◆ Dataset records
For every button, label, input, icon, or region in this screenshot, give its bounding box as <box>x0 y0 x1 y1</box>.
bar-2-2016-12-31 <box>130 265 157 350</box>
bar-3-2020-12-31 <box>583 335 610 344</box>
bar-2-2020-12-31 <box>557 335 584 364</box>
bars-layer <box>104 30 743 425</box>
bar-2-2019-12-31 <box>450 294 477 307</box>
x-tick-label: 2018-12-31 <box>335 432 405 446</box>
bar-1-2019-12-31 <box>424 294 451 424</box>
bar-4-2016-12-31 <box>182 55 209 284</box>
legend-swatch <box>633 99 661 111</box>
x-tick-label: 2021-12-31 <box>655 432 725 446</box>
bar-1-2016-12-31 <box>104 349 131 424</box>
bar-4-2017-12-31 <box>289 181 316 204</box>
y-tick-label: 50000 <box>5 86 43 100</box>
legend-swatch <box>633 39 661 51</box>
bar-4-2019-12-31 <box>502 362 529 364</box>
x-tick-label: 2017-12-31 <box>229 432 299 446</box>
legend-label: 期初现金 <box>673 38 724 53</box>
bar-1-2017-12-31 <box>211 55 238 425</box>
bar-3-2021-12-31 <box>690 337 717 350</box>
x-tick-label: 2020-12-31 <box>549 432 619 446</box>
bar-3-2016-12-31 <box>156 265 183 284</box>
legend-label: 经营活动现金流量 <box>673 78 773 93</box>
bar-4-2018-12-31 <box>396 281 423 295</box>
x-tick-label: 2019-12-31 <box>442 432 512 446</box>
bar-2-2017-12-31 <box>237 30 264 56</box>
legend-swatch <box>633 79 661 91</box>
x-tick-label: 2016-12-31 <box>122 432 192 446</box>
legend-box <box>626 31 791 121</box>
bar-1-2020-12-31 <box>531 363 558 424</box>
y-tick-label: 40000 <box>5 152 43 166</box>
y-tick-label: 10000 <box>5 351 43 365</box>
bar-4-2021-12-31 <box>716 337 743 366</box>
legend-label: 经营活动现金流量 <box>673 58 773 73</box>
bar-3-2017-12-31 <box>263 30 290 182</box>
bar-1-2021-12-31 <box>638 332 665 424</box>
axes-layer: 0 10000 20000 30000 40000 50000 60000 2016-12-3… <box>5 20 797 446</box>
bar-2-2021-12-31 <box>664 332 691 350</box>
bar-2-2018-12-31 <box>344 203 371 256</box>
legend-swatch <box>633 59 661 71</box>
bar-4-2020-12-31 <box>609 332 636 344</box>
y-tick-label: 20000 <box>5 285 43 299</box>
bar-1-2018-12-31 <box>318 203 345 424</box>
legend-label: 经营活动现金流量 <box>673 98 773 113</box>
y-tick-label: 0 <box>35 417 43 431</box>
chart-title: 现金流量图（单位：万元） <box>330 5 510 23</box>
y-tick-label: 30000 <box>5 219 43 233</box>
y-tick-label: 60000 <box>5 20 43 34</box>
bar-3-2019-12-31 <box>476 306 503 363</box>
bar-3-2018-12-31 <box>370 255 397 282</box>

◆ What is asked
Revise the items starting at the first line and stopping after the line that contains "bar-2-2019-12-31 <box>450 294 477 307</box>", replacing "bounding box" with "enclosing rectangle" and leaving all else unchanged; return only those lines.

◆ Answer to this exercise
For every button, label, input, icon, or region in this screenshot, give its enclosing rectangle as <box>x0 y0 x1 y1</box>.
bar-2-2016-12-31 <box>130 265 157 350</box>
bar-3-2020-12-31 <box>583 335 610 344</box>
bar-2-2020-12-31 <box>557 335 584 364</box>
bars-layer <box>104 30 743 425</box>
bar-2-2019-12-31 <box>450 294 477 307</box>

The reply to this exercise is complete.